**EXERCISE GOAL:**
Your answer is a single number: the count of lines that contain the string "Свыше".
[start THE DATA]
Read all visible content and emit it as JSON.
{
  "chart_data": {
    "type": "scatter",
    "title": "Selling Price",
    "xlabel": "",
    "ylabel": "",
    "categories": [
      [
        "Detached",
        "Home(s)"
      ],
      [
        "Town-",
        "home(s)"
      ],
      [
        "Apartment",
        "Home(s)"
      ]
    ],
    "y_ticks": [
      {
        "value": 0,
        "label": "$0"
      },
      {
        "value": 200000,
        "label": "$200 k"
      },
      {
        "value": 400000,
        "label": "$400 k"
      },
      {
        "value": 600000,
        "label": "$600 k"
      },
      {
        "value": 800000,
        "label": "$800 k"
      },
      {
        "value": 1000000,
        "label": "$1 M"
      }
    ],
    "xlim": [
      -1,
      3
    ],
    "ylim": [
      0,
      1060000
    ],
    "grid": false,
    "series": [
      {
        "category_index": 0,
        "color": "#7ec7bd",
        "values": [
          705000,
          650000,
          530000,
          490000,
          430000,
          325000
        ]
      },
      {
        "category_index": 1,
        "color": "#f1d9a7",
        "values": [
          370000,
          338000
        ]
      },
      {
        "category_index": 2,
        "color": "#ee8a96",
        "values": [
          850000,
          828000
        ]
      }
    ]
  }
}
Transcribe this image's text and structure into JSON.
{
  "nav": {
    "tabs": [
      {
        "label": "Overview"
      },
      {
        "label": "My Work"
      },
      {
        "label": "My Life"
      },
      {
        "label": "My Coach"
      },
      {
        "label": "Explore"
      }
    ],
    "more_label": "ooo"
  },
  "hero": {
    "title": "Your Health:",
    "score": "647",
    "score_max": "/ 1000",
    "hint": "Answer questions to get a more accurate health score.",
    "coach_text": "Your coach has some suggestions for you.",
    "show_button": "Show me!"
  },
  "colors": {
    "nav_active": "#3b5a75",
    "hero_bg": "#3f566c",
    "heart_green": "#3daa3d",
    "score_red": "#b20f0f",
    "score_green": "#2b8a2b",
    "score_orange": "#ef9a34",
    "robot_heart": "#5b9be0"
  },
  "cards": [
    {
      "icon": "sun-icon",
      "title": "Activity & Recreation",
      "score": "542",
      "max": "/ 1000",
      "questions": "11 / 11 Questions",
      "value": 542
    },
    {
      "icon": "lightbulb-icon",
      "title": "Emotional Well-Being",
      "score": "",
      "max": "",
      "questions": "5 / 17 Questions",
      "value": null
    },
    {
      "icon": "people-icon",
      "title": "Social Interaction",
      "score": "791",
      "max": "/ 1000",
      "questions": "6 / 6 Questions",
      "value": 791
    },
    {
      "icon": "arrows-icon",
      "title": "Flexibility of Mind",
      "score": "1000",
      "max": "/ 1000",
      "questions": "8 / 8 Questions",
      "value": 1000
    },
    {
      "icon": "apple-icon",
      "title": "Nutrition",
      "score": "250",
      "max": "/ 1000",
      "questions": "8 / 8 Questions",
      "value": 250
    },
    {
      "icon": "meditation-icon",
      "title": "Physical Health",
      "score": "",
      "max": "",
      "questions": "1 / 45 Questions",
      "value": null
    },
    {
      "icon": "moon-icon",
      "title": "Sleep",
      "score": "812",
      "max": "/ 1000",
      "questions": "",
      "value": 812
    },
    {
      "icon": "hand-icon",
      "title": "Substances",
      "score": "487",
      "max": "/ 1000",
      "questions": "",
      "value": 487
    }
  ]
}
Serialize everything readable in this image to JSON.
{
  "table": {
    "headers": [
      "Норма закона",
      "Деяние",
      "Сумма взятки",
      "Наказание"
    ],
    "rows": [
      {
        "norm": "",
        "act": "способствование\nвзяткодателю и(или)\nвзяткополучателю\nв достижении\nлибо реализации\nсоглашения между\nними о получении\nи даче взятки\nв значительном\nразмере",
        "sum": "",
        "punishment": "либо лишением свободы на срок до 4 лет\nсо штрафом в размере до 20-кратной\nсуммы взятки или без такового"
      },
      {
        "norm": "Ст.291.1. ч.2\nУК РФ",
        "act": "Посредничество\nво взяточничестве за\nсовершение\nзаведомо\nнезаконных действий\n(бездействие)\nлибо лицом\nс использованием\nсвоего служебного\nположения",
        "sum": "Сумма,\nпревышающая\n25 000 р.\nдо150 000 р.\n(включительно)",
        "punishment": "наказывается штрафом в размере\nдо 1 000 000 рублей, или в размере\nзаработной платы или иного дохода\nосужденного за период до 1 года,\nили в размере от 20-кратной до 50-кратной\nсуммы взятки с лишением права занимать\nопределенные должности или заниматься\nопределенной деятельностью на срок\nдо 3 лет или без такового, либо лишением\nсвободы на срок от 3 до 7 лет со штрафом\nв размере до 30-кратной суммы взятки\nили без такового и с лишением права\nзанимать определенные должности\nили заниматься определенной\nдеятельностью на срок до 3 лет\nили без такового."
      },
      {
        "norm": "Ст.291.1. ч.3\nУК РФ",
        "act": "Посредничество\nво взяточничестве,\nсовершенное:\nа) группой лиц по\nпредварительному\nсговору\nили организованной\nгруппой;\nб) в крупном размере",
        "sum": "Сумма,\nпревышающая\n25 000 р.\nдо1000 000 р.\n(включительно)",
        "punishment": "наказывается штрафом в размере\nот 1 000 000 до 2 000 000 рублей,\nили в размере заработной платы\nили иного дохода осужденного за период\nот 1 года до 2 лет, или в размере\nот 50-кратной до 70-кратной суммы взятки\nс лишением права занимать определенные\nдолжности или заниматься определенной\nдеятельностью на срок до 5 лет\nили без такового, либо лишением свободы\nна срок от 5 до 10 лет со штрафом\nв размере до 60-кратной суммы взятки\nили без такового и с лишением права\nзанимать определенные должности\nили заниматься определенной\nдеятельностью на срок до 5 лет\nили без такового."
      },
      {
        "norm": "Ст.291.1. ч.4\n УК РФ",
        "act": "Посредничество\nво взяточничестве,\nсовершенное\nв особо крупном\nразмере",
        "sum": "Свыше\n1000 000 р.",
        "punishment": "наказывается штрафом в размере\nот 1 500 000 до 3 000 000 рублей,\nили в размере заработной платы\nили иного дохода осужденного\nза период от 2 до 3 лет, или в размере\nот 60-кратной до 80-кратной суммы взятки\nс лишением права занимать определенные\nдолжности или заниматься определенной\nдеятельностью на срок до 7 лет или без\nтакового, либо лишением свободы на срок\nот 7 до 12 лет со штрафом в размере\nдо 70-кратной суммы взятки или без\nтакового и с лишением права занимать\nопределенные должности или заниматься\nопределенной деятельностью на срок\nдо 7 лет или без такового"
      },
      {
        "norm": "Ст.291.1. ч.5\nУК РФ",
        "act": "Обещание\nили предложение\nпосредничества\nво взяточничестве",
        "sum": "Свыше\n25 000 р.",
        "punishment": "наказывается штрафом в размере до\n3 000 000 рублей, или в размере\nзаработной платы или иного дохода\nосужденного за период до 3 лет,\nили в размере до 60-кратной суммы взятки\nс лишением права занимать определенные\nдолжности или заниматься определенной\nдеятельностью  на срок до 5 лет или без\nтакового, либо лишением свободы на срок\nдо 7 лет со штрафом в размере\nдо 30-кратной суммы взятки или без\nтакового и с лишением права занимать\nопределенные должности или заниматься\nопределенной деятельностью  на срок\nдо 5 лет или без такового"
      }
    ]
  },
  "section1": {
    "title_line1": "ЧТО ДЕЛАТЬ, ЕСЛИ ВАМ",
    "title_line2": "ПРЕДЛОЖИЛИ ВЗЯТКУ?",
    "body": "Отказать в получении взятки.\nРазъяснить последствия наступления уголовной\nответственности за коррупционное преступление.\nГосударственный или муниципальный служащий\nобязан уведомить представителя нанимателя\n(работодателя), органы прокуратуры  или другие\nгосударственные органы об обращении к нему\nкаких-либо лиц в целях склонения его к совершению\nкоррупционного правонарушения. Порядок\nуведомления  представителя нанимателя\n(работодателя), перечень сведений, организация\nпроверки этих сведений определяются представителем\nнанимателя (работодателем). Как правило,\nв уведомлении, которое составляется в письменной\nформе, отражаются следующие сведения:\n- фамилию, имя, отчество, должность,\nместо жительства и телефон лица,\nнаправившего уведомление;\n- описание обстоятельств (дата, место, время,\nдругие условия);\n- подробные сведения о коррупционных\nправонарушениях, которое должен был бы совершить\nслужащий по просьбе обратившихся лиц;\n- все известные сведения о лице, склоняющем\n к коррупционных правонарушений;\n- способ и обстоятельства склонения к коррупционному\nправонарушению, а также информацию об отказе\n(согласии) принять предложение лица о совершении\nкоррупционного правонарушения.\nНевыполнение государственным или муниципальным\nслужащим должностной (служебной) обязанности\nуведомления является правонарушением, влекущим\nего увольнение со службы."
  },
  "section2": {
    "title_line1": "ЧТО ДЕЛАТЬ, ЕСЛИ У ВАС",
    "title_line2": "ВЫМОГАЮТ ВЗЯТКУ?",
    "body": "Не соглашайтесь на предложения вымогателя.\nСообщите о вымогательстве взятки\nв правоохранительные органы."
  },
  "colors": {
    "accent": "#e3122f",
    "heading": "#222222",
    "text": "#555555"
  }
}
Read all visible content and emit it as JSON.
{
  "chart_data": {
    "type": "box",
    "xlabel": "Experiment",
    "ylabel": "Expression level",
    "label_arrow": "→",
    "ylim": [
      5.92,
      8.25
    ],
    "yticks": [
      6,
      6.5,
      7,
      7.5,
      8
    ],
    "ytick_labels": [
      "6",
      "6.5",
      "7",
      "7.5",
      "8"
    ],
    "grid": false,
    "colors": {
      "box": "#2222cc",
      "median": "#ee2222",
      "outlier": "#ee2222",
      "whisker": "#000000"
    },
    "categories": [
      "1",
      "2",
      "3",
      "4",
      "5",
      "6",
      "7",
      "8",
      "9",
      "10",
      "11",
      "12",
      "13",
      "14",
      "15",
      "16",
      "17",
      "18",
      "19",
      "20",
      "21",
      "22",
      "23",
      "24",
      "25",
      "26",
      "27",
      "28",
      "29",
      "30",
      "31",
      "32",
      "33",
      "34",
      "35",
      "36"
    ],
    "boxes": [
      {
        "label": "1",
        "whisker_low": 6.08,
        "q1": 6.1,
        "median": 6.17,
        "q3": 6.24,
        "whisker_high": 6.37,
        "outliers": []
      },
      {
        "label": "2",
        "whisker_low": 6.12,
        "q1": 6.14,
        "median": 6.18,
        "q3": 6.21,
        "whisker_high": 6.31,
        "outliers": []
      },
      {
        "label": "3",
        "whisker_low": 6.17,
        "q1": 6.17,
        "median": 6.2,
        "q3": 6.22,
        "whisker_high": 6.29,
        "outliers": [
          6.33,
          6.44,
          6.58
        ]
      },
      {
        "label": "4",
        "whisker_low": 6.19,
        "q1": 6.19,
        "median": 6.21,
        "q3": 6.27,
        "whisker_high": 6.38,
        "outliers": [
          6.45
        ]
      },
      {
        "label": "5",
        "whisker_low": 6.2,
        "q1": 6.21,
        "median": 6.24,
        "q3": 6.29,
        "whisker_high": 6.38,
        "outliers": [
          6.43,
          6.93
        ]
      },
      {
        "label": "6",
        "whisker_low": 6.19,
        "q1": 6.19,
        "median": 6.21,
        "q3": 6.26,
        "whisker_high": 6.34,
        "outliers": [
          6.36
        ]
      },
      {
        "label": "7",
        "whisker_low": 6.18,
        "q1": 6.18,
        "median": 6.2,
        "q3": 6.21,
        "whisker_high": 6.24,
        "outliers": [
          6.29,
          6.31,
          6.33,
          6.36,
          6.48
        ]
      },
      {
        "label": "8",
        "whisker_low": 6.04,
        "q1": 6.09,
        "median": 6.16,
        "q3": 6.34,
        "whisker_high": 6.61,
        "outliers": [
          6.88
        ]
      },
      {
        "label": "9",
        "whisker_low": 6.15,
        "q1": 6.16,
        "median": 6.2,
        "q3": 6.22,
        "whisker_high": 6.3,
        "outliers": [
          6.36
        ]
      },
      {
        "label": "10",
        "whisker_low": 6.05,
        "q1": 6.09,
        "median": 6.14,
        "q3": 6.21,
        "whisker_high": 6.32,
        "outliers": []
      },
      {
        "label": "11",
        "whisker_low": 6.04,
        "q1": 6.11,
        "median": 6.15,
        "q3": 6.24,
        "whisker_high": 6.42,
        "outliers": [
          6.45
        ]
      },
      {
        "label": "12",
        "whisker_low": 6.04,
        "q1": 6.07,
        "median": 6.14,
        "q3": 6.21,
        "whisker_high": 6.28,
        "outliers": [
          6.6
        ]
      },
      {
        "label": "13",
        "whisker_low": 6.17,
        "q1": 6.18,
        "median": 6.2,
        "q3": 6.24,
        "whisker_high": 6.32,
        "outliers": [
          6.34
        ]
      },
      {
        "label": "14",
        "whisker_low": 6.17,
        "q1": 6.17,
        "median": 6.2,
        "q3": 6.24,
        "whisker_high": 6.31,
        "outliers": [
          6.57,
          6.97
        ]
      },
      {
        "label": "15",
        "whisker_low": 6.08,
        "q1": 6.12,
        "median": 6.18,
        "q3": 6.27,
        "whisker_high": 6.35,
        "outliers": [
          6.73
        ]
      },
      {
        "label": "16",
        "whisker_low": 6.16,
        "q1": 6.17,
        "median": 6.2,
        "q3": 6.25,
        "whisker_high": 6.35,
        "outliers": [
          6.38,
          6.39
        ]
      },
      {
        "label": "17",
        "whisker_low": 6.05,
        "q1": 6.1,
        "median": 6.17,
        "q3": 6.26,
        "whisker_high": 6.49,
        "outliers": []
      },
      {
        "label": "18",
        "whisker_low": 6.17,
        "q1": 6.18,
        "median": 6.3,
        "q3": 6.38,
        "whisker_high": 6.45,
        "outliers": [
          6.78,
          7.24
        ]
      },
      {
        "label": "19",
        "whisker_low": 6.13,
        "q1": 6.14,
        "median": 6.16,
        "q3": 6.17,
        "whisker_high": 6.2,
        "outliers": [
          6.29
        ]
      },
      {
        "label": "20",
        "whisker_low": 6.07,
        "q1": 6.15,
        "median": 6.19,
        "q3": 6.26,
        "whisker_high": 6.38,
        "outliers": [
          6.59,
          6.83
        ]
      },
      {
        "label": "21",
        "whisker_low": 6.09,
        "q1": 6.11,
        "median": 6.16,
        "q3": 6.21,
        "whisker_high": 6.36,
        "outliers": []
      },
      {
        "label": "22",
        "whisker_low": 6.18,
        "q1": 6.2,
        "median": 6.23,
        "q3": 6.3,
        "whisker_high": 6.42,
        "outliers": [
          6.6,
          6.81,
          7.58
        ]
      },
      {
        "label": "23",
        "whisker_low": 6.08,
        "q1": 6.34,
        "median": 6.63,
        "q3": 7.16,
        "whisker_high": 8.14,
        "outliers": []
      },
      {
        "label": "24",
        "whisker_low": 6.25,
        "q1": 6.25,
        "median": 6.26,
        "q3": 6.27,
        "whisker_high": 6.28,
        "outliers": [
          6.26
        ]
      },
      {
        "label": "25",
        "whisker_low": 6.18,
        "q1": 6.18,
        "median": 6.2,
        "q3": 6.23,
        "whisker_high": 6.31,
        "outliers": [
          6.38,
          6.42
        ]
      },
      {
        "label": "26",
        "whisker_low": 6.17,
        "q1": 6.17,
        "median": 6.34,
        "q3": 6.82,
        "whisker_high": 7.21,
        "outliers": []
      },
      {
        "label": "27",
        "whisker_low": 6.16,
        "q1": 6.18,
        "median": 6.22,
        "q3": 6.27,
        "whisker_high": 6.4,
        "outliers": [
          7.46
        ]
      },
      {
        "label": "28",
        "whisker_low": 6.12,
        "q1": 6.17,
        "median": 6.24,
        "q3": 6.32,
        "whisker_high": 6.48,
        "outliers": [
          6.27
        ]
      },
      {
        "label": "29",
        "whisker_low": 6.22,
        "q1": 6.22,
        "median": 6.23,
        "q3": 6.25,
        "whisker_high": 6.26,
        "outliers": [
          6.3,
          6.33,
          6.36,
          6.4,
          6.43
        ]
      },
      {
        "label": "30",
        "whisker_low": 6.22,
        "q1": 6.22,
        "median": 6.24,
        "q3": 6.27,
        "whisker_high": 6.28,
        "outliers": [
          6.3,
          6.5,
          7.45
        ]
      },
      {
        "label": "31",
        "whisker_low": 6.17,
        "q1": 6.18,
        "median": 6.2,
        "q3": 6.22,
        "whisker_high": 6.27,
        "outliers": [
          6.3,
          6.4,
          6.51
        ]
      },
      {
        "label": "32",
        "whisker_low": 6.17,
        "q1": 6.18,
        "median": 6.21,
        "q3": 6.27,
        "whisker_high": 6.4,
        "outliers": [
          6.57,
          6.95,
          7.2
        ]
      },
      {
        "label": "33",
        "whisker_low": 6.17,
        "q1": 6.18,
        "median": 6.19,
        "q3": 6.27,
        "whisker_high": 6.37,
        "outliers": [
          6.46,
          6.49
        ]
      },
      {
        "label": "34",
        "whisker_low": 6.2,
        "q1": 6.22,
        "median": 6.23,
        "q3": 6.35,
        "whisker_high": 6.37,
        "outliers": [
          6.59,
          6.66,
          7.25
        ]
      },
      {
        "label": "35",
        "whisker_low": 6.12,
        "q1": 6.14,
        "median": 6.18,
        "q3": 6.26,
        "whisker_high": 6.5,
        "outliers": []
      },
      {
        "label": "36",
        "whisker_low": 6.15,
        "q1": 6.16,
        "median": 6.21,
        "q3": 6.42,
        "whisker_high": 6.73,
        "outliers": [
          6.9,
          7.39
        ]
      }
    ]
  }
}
[end THE DATA]
**THE OUTPUT:**
2